Good Night, and Good Luck


Artykuł pochodzi z pisma "Guardian"


Peter Bradshaw
Friday February 17, 2006
The Guardian

Like a cadaverous matinee idol, holding his cigarette aloft at eye-level with an aesthete's fastidious poise, Ed Murrow dominates the screen. Murrow was the legendary American newsman - superbly played here by David Strathairn - who in 1953 took on anti-communist inquisitor Senator Joe McCarthy in a series of CBS TV specials. The title is taken from Murrow's nightly sign-off, a phrase of curiously dismissive stoicism, which somehow implied that for all his efforts the US of A might have gone to hell in a handbasket by the time he was back on air the following day.

George Clooney has directed and co-written a downbeat account of the McCarthy standoff, and his film is evidently intended as a counterblast to boisterous neocon-revisionist attempts to rehabilitate the controversial senator. Handsomely photographed in black-and-white, it adoringly recreates the pioneer days of US television in the 1950s. Clooney himself plays Murrow's genial editor, Fred Friendly, and Patricia Clarkson and Robert Downey Jr play two of the loyal CBS staffers who all repair with Murrow to the local bar for a manly scotch or three after the show, like Frank Sinatra's retinue. McCarthy plays himself in genuine newsreel clips, and the film effectively interrogates his posthumous reputation as it appears on the flickering screen. It all has a slightly inert, docudrama quality, like something BBC4 might commission if it wanted to spend 10 years' total programming budget on one 90-minute feature.
The movie is freighted with its own invisible criticism of contemporary American media politics - and the extent and nature of this criticism is not easy to gauge. It is clearly a labour of love for Clooney, whose father Nick was a TV news anchor, and in 2004 an unsuccessful Democrat contender for a congressional seat in Kentucky. The director certainly saves an important line for the end. Addressing a back-slapping dinner in his honour, Murrow coolly declines to join in the self-congratulatory mood and instead denounces TV's complacency and insularity, pointedly wondering if any future television executive will be interested in commissioning a report on, say, "America's policy in the Middle East". We are invited to wonder: would any of today's news professionals want to take on a modern McCarthy? Or is it the TV newsmen themselves, in the Fox News era, who are the McCarthys - boorish and conceited celeb-inquisitors in the media state? Clooney may or may not have intended the third in this chain of implied questions: are these opinionated Rottweilers simply Murrow's heirs?
The movie is austere in emotional content - as if it assumes, in dramatic terms, the cold impartiality that CBS boss Bill Paley (Frank Langella) accuses Murrow of neglecting. There are no big dramatic surprises. Clooney is not interested in showing a dark side to Murrow and certainly not a sympathetic side to Joe McCarthy. David Straithairn portrays the toughly laconic newsman with tremendous control and reserve, a granite block of unsmiling integrity with a curt manner of speaking, worlds away from modern TV presenting. Murrow grimly explains to his liberal colleague Don Hollenbeck - a superb performance from Ray Wise - that he cannot defend him against attacks from the conservative papers because he needs to conserve firepower for his own McCarthy battle. This has terrible consequences. Is Murrow eaten up with grief and guilt? It is a mystery. He remains impassive, like a soldier.

**EXCERPTED DATA:**
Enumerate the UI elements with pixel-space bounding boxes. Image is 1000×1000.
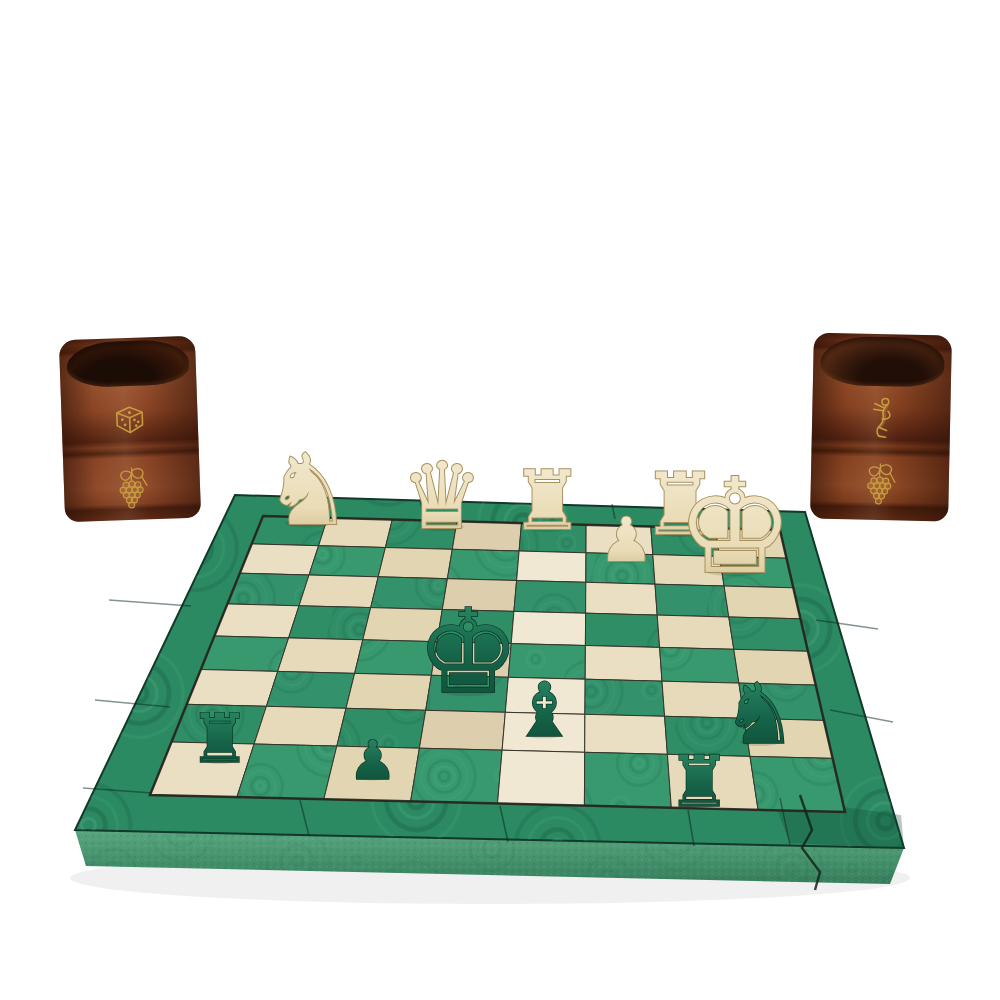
lion-icon (861, 394, 902, 441)
piece-white-queen-c8: ♛ (401, 443, 483, 550)
piece-green-king-d3: ♚ (416, 584, 520, 719)
svg-text:♚: ♚ (416, 584, 520, 719)
square-veins-b1 (237, 744, 337, 799)
border-seam (109, 600, 191, 606)
square-veins-a4 (201, 636, 289, 671)
svg-text:♜: ♜ (667, 740, 731, 823)
svg-text:♟: ♟ (348, 729, 396, 792)
square-e1 (498, 750, 585, 805)
grapes-icon (859, 460, 900, 511)
dice-cup-left (59, 336, 201, 523)
square-veins-h1 (750, 756, 845, 812)
square-f6 (586, 582, 658, 615)
square-a7 (240, 544, 319, 575)
piece-green-pawn-c1: ♟ (348, 729, 396, 792)
square-veins-d1 (411, 748, 503, 803)
dice-cup-right (810, 333, 952, 522)
square-veins-b5 (289, 606, 371, 640)
square-c7 (378, 548, 452, 579)
square-b6 (299, 575, 378, 608)
cup-opening (820, 336, 945, 388)
piece-white-rook-e8: ♜ (510, 453, 584, 548)
square-veins-d7 (447, 549, 519, 580)
square-veins-f1 (584, 752, 671, 808)
square-g5 (657, 615, 734, 649)
square-veins-f5 (585, 613, 659, 647)
square-f2 (585, 714, 668, 754)
svg-text:♛: ♛ (401, 443, 483, 550)
die-icon (110, 401, 149, 440)
piece-white-king-h7: ♚ (676, 450, 793, 603)
svg-text:♚: ♚ (676, 450, 793, 603)
square-veins-b3 (266, 671, 354, 708)
svg-text:♞: ♞ (264, 433, 352, 547)
square-veins-e6 (514, 581, 586, 614)
svg-text:♜: ♜ (510, 453, 584, 548)
piece-green-rook-a1: ♜ (189, 699, 250, 778)
piece-white-knight-a8: ♞ (264, 433, 352, 547)
piece-green-rook-g1: ♜ (667, 740, 731, 823)
piece-white-pawn-f7: ♟ (599, 504, 654, 575)
square-b2 (254, 706, 346, 746)
piece-green-knight-h2: ♞ (722, 665, 797, 763)
square-a5 (214, 604, 299, 638)
svg-text:♟: ♟ (599, 504, 654, 575)
square-veins-b7 (309, 546, 385, 577)
square-veins-a6 (227, 573, 309, 606)
grapes-icon (111, 463, 153, 514)
square-veins-f3 (585, 679, 665, 716)
square-e5 (511, 611, 585, 645)
svg-text:♜: ♜ (189, 699, 250, 778)
square-e7 (517, 551, 586, 582)
piece-green-bishop-e2: ♝ (511, 666, 578, 754)
photo-scene: ♞♛♜♜♟♚♚♝♞♜♟♜ (0, 0, 1000, 1000)
square-veins-h5 (729, 617, 808, 651)
svg-text:♝: ♝ (511, 666, 578, 754)
square-b4 (278, 638, 363, 674)
square-f4 (585, 646, 662, 682)
svg-text:♞: ♞ (722, 665, 797, 763)
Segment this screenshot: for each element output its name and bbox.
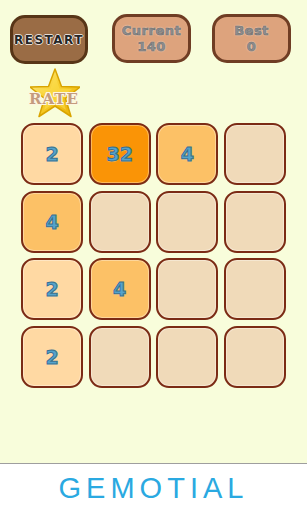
tile-r0c2: 4	[156, 123, 218, 185]
tile-r3c3	[224, 326, 286, 388]
restart-button-label: RESTART	[14, 33, 84, 47]
restart-button[interactable]: RESTART	[10, 15, 88, 64]
rate-button[interactable]: RATE	[22, 64, 86, 126]
tile-r0c0: 2	[21, 123, 83, 185]
tile-r2c0: 2	[21, 258, 83, 320]
best-score-box: Best 0	[212, 14, 291, 63]
footer-bar: GEMOTIAL	[0, 463, 307, 512]
tile-r2c3	[224, 258, 286, 320]
best-score-value: 0	[247, 39, 257, 55]
best-score-label: Best	[234, 23, 269, 39]
current-score-value: 140	[137, 39, 166, 55]
brand-text: GEMOTIAL	[59, 472, 249, 505]
tile-r2c2	[156, 258, 218, 320]
tile-r3c0: 2	[21, 326, 83, 388]
rate-button-label: RATE	[22, 90, 86, 108]
game-board[interactable]: 2 32 4 4 2 4 2	[21, 123, 286, 388]
tile-r3c1	[89, 326, 151, 388]
tile-r3c2	[156, 326, 218, 388]
tile-r0c1: 32	[89, 123, 151, 185]
tile-r1c3	[224, 191, 286, 253]
tile-r1c0: 4	[21, 191, 83, 253]
current-score-box: Current 140	[112, 14, 191, 63]
tile-r0c3	[224, 123, 286, 185]
tile-r1c1	[89, 191, 151, 253]
tile-r1c2	[156, 191, 218, 253]
tile-r2c1: 4	[89, 258, 151, 320]
current-score-label: Current	[122, 23, 181, 39]
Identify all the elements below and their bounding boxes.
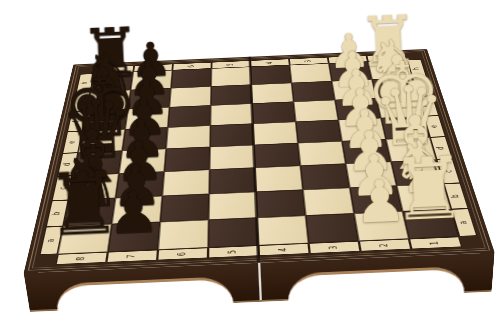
square-b7 <box>112 196 163 224</box>
square-d6 <box>164 147 210 172</box>
file-label-left-a-label: a <box>46 238 57 242</box>
rank-label-near-6-label: 6 <box>178 252 189 256</box>
square-b4 <box>256 190 306 218</box>
square-h5 <box>211 67 251 87</box>
square-g7 <box>128 88 171 109</box>
rank-label-near-7-label: 7 <box>127 254 138 258</box>
rank-label-near-8-label: 8 <box>76 256 87 260</box>
file-label-right-f: f <box>418 96 439 117</box>
rank-label-near-7: 7 <box>106 250 158 263</box>
square-b5 <box>209 192 257 220</box>
square-c1 <box>391 160 443 186</box>
rank-label-far-7-label: 7 <box>149 67 157 70</box>
rank-label-near-3: 3 <box>309 241 361 254</box>
square-a1 <box>403 209 460 239</box>
rank-label-far-5-label: 5 <box>227 63 235 66</box>
rank-label-far-4-label: 4 <box>266 62 274 65</box>
square-d3 <box>298 141 346 166</box>
square-f4 <box>252 102 296 124</box>
square-f7 <box>125 107 169 129</box>
square-c3 <box>300 164 349 190</box>
file-label-left-b: b <box>46 200 69 227</box>
square-b3 <box>303 188 354 216</box>
square-b8 <box>63 198 115 226</box>
file-label-right-c: c <box>436 159 460 184</box>
rank-label-far-8-label: 8 <box>110 68 118 71</box>
square-e2 <box>338 118 386 141</box>
square-f8 <box>83 109 128 131</box>
rank-label-near-6: 6 <box>157 248 208 261</box>
brass-clasp <box>444 105 447 121</box>
square-b6 <box>160 194 209 222</box>
file-label-left-b-label: b <box>52 211 62 215</box>
rank-label-near-5-label: 5 <box>228 250 238 254</box>
file-label-right-d: d <box>430 137 453 160</box>
square-f1 <box>376 96 423 118</box>
square-e3 <box>296 120 342 143</box>
square-b2 <box>350 186 403 214</box>
square-g4 <box>251 83 293 104</box>
rank-label-near-2: 2 <box>359 239 412 252</box>
file-label-right-c-label: c <box>443 170 453 173</box>
square-d2 <box>342 139 391 163</box>
square-e7 <box>122 127 168 150</box>
square-g8 <box>87 90 131 111</box>
product-photo: 8877665544332211hhggffeeddccbbaa♜♟♟♜♞♟♟♞… <box>0 0 500 333</box>
square-g3 <box>292 81 335 102</box>
file-label-right-d-label: d <box>436 146 446 149</box>
square-a5 <box>208 218 258 248</box>
square-e5 <box>210 124 254 147</box>
square-c7 <box>115 172 164 198</box>
file-label-right-f-label: f <box>424 105 433 107</box>
square-h2 <box>329 62 372 81</box>
square-c6 <box>162 170 209 196</box>
brass-clasp <box>479 212 482 231</box>
square-a7 <box>108 222 160 252</box>
rank-label-near-4: 4 <box>258 243 309 256</box>
file-label-left-g-label: g <box>77 100 86 103</box>
square-d1 <box>386 137 437 161</box>
rank-label-far-1-label: 1 <box>382 56 391 59</box>
rank-label-near-1: 1 <box>409 237 462 250</box>
square-d7 <box>119 149 166 174</box>
square-f3 <box>294 100 339 122</box>
file-label-right-e-label: e <box>430 125 440 128</box>
file-label-left-d-label: d <box>63 163 73 166</box>
square-g2 <box>332 79 377 100</box>
base-arch <box>54 276 234 311</box>
rank-label-near-3-label: 3 <box>329 245 340 249</box>
front-fold-gap <box>258 263 262 301</box>
square-h1 <box>368 60 412 79</box>
rank-label-near-2-label: 2 <box>379 243 390 247</box>
square-f2 <box>335 98 381 120</box>
base-arch <box>287 266 465 301</box>
rank-label-far-2-label: 2 <box>344 58 352 61</box>
square-g6 <box>169 86 211 107</box>
square-a3 <box>306 213 359 243</box>
file-label-left-h-label: h <box>81 81 90 84</box>
rank-label-far-3-label: 3 <box>305 60 313 63</box>
square-c8 <box>69 174 119 200</box>
square-a8 <box>58 224 112 254</box>
square-e6 <box>166 126 210 149</box>
file-label-left-e-label: e <box>68 141 77 144</box>
file-label-right-b-label: b <box>451 194 462 198</box>
file-label-right-a-label: a <box>458 220 469 224</box>
square-h7 <box>131 70 173 90</box>
square-h3 <box>290 63 332 83</box>
file-label-right-g-label: g <box>418 85 427 88</box>
rank-label-near-8: 8 <box>55 252 107 265</box>
square-a4 <box>257 216 308 246</box>
square-d5 <box>210 145 255 170</box>
file-label-left-c-label: c <box>58 186 68 189</box>
square-f5 <box>210 104 253 126</box>
square-g5 <box>211 85 252 106</box>
square-d4 <box>254 143 300 168</box>
square-e8 <box>78 129 125 152</box>
square-h6 <box>171 68 212 88</box>
square-a2 <box>354 211 409 241</box>
square-f6 <box>168 105 211 127</box>
file-label-right-h-label: h <box>412 67 421 70</box>
chess-board: 8877665544332211hhggffeeddccbbaa♜♟♟♜♞♟♟♞… <box>24 49 495 273</box>
square-d8 <box>74 151 123 176</box>
square-a6 <box>158 220 209 250</box>
file-label-left-e: e <box>62 131 82 153</box>
square-h8 <box>91 72 134 92</box>
square-g1 <box>372 78 418 99</box>
rank-label-near-4-label: 4 <box>279 247 290 251</box>
rank-label-near-1-label: 1 <box>430 241 441 245</box>
square-c5 <box>209 168 256 194</box>
square-h4 <box>251 65 292 85</box>
square-c2 <box>346 162 397 188</box>
square-e1 <box>381 116 430 139</box>
square-c4 <box>255 166 303 192</box>
file-label-left-f-label: f <box>73 120 82 122</box>
rank-label-far-6-label: 6 <box>188 65 196 68</box>
rank-label-near-5: 5 <box>208 245 259 258</box>
square-b1 <box>397 184 451 212</box>
square-e4 <box>253 122 298 145</box>
file-label-left-d: d <box>57 153 78 177</box>
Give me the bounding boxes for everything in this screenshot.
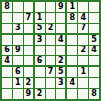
cell-r6c8-empty[interactable] xyxy=(78,56,88,66)
cell-r7c2-given[interactable]: 6 xyxy=(13,67,23,77)
cell-r3c7-empty[interactable] xyxy=(67,24,77,34)
cell-r1c9-empty[interactable] xyxy=(89,2,99,12)
cell-r3c9-empty[interactable] xyxy=(89,24,99,34)
cell-r6c3-empty[interactable] xyxy=(24,56,34,66)
cell-r3c2-given[interactable]: 3 xyxy=(13,24,23,34)
cell-r5c3-empty[interactable] xyxy=(24,46,34,56)
cell-r2c4-given[interactable]: 1 xyxy=(35,13,45,23)
cell-r5c2-given[interactable]: 9 xyxy=(13,46,23,56)
cell-r2c8-given[interactable]: 4 xyxy=(78,13,88,23)
cell-r9c1-empty[interactable] xyxy=(2,89,12,99)
cell-r1c1-given[interactable]: 8 xyxy=(2,2,12,12)
cell-r9c5-empty[interactable] xyxy=(46,89,56,99)
cell-r5c1-given[interactable]: 6 xyxy=(2,46,12,56)
cell-r4c7-empty[interactable] xyxy=(67,35,77,45)
cell-r9c2-empty[interactable] xyxy=(13,89,23,99)
cell-r8c9-empty[interactable] xyxy=(89,78,99,88)
cell-r1c7-given[interactable]: 1 xyxy=(67,2,77,12)
cell-r8c7-given[interactable]: 4 xyxy=(67,78,77,88)
cell-r9c4-given[interactable]: 2 xyxy=(35,89,45,99)
cell-r7c4-empty[interactable] xyxy=(35,67,45,77)
cell-r9c3-given[interactable]: 9 xyxy=(24,89,34,99)
cell-r3c8-given[interactable]: 7 xyxy=(78,24,88,34)
cell-r2c7-given[interactable]: 8 xyxy=(67,13,77,23)
cell-r4c2-empty[interactable] xyxy=(13,35,23,45)
cell-r7c7-empty[interactable] xyxy=(67,67,77,77)
cell-r3c1-empty[interactable] xyxy=(2,24,12,34)
cell-r4c1-empty[interactable] xyxy=(2,35,12,45)
cell-r2c1-empty[interactable] xyxy=(2,13,12,23)
cell-r4c5-empty[interactable] xyxy=(46,35,56,45)
cell-r9c8-empty[interactable] xyxy=(78,89,88,99)
cell-r5c8-given[interactable]: 2 xyxy=(78,46,88,56)
cell-r1c3-empty[interactable] xyxy=(24,2,34,12)
cell-r4c8-empty[interactable] xyxy=(78,35,88,45)
cell-r7c8-given[interactable]: 1 xyxy=(78,67,88,77)
cell-r6c4-given[interactable]: 6 xyxy=(35,56,45,66)
cell-r9c9-given[interactable]: 8 xyxy=(89,89,99,99)
cell-r4c9-given[interactable]: 5 xyxy=(89,35,99,45)
cell-r8c2-given[interactable]: 1 xyxy=(13,78,23,88)
cell-r1c4-empty[interactable] xyxy=(35,2,45,12)
cell-r2c2-empty[interactable] xyxy=(13,13,23,23)
cell-r7c3-empty[interactable] xyxy=(24,67,34,77)
cell-r3c5-given[interactable]: 2 xyxy=(46,24,56,34)
cell-r6c7-empty[interactable] xyxy=(67,56,77,66)
cell-r2c9-empty[interactable] xyxy=(89,13,99,23)
cell-r1c8-empty[interactable] xyxy=(78,2,88,12)
cell-r7c1-empty[interactable] xyxy=(2,67,12,77)
cell-r8c8-empty[interactable] xyxy=(78,78,88,88)
cell-r5c7-empty[interactable] xyxy=(67,46,77,56)
cell-r5c5-empty[interactable] xyxy=(46,46,56,56)
cell-r7c9-empty[interactable] xyxy=(89,67,99,77)
cell-r5c6-empty[interactable] xyxy=(56,46,66,56)
cell-r9c6-empty[interactable] xyxy=(56,89,66,99)
cell-r4c3-empty[interactable] xyxy=(24,35,34,45)
cell-r8c6-given[interactable]: 3 xyxy=(56,78,66,88)
cell-r7c5-given[interactable]: 7 xyxy=(46,67,56,77)
cell-r2c6-empty[interactable] xyxy=(56,13,66,23)
cell-r8c1-empty[interactable] xyxy=(2,78,12,88)
cell-r2c3-given[interactable]: 7 xyxy=(24,13,34,23)
cell-r1c6-given[interactable]: 9 xyxy=(56,2,66,12)
cell-r6c1-given[interactable]: 4 xyxy=(2,56,12,66)
cell-r5c4-empty[interactable] xyxy=(35,46,45,56)
cell-r6c5-empty[interactable] xyxy=(46,56,56,66)
cell-r7c6-given[interactable]: 5 xyxy=(56,67,66,77)
cell-r9c7-empty[interactable] xyxy=(67,89,77,99)
sudoku-board: 89171843527345692446267511234928 xyxy=(0,0,101,101)
cell-r3c3-empty[interactable] xyxy=(24,24,34,34)
sudoku-grid: 89171843527345692446267511234928 xyxy=(2,2,99,99)
cell-r1c5-empty[interactable] xyxy=(46,2,56,12)
cell-r1c2-empty[interactable] xyxy=(13,2,23,12)
cell-r5c9-given[interactable]: 4 xyxy=(89,46,99,56)
cell-r4c4-given[interactable]: 3 xyxy=(35,35,45,45)
cell-r3c6-empty[interactable] xyxy=(56,24,66,34)
cell-r4c6-given[interactable]: 4 xyxy=(56,35,66,45)
cell-r8c3-given[interactable]: 2 xyxy=(24,78,34,88)
cell-r8c5-empty[interactable] xyxy=(46,78,56,88)
cell-r8c4-empty[interactable] xyxy=(35,78,45,88)
cell-r6c9-empty[interactable] xyxy=(89,56,99,66)
cell-r6c6-given[interactable]: 2 xyxy=(56,56,66,66)
cell-r6c2-empty[interactable] xyxy=(13,56,23,66)
cell-r2c5-empty[interactable] xyxy=(46,13,56,23)
cell-r3c4-given[interactable]: 5 xyxy=(35,24,45,34)
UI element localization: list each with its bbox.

**REQUESTS:**
- a) Return, word for word, the part of the film review that opens with the words containing "Like a cadaverous" and closes with "the following day.".
- b) In the records, take the part that opens with the line containing "cell-r6c8-empty[interactable] xyxy=(78,56,88,66)" and closes with the line containing "cell-r9c1-empty[interactable] xyxy=(2,89,12,99)", and rewrite only those lines with "given" changed to "prefilled", leaving everything else unchanged.

**WORKED ANSWERS:**
- a)
Like a cadaverous matinee idol, holding his cigarette aloft at eye-level with an aesthete's fastidious poise, Ed Murrow dominates the screen. Murrow was the legendary American newsman - superbly played here by David Strathairn - who in 1953 took on anti-communist inquisitor Senator Joe McCarthy in a series of CBS TV specials. The title is taken from Murrow's nightly sign-off, a phrase of curiously dismissive stoicism, which somehow implied that for all his efforts the US of A might have gone to hell in a handbasket by the time he was back on air the following day.

- b)
cell-r6c8-empty[interactable] xyxy=(78,56,88,66)
cell-r7c2-prefilled[interactable]: 6 xyxy=(13,67,23,77)
cell-r3c7-empty[interactable] xyxy=(67,24,77,34)
cell-r1c9-empty[interactable] xyxy=(89,2,99,12)
cell-r3c9-empty[interactable] xyxy=(89,24,99,34)
cell-r6c3-empty[interactable] xyxy=(24,56,34,66)
cell-r3c2-prefilled[interactable]: 3 xyxy=(13,24,23,34)
cell-r5c3-empty[interactable] xyxy=(24,46,34,56)
cell-r2c4-prefilled[interactable]: 1 xyxy=(35,13,45,23)
cell-r5c2-prefilled[interactable]: 9 xyxy=(13,46,23,56)
cell-r2c8-prefilled[interactable]: 4 xyxy=(78,13,88,23)
cell-r9c1-empty[interactable] xyxy=(2,89,12,99)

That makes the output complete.